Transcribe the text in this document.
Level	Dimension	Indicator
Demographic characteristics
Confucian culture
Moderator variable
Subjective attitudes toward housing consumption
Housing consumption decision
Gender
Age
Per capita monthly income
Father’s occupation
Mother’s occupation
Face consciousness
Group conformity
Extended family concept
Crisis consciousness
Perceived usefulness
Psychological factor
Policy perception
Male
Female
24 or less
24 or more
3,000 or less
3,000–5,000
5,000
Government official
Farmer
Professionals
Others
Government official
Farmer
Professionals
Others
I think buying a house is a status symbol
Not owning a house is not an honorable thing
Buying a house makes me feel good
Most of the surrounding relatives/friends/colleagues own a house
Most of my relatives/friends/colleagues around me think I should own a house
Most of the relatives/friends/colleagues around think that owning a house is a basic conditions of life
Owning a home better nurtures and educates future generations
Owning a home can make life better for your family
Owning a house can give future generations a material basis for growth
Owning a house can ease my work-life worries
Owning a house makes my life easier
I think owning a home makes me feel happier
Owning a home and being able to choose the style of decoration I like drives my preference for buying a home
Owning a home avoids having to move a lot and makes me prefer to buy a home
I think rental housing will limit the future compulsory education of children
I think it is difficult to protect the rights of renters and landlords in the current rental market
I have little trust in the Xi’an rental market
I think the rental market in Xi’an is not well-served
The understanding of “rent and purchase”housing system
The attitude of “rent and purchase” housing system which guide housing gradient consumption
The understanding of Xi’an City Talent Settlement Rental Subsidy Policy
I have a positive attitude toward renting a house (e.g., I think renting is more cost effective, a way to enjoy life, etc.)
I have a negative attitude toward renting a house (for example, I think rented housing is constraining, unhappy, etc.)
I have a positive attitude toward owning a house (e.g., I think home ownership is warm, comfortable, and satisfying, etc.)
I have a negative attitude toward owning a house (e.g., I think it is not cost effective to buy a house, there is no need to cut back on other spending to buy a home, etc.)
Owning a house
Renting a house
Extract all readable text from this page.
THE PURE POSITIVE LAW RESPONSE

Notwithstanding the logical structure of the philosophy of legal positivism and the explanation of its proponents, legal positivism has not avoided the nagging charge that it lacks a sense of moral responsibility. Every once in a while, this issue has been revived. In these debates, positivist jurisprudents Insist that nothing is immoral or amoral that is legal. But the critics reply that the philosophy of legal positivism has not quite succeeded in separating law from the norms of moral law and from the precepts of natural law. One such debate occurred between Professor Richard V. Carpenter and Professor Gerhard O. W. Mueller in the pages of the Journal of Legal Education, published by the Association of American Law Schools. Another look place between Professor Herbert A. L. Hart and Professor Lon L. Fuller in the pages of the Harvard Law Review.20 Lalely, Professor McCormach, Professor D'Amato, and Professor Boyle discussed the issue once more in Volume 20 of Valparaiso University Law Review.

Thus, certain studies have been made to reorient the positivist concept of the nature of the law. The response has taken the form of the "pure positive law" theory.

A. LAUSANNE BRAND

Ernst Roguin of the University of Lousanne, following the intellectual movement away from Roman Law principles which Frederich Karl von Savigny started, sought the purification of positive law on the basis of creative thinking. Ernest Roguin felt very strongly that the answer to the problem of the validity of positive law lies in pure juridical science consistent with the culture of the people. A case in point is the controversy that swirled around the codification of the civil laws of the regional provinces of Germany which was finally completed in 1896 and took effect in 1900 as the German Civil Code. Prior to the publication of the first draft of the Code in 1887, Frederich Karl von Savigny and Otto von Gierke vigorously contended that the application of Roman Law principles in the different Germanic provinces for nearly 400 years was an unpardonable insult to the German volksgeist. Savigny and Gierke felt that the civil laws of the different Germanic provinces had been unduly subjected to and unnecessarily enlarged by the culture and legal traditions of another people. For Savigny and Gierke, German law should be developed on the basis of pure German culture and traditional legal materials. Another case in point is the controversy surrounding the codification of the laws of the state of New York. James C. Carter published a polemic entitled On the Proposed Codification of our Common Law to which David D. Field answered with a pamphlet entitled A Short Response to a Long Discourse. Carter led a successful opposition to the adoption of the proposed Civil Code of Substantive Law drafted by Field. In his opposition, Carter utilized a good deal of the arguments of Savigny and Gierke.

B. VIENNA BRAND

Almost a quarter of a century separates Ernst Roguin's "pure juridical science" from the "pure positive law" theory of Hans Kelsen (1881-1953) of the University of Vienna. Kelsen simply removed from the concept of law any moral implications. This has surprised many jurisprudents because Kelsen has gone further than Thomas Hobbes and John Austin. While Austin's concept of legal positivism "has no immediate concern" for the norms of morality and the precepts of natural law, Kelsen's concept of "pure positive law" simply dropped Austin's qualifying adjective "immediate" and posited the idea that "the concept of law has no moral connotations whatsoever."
# # # #
- TASK DESCRIPTION
Look through the entries above and report each line where the string "understanding" occurs.

- WRITTEN ANSWER
The understanding of “rent and purchase”housing system
The understanding of Xi’an City Talent Settlement Rental Subsidy Policy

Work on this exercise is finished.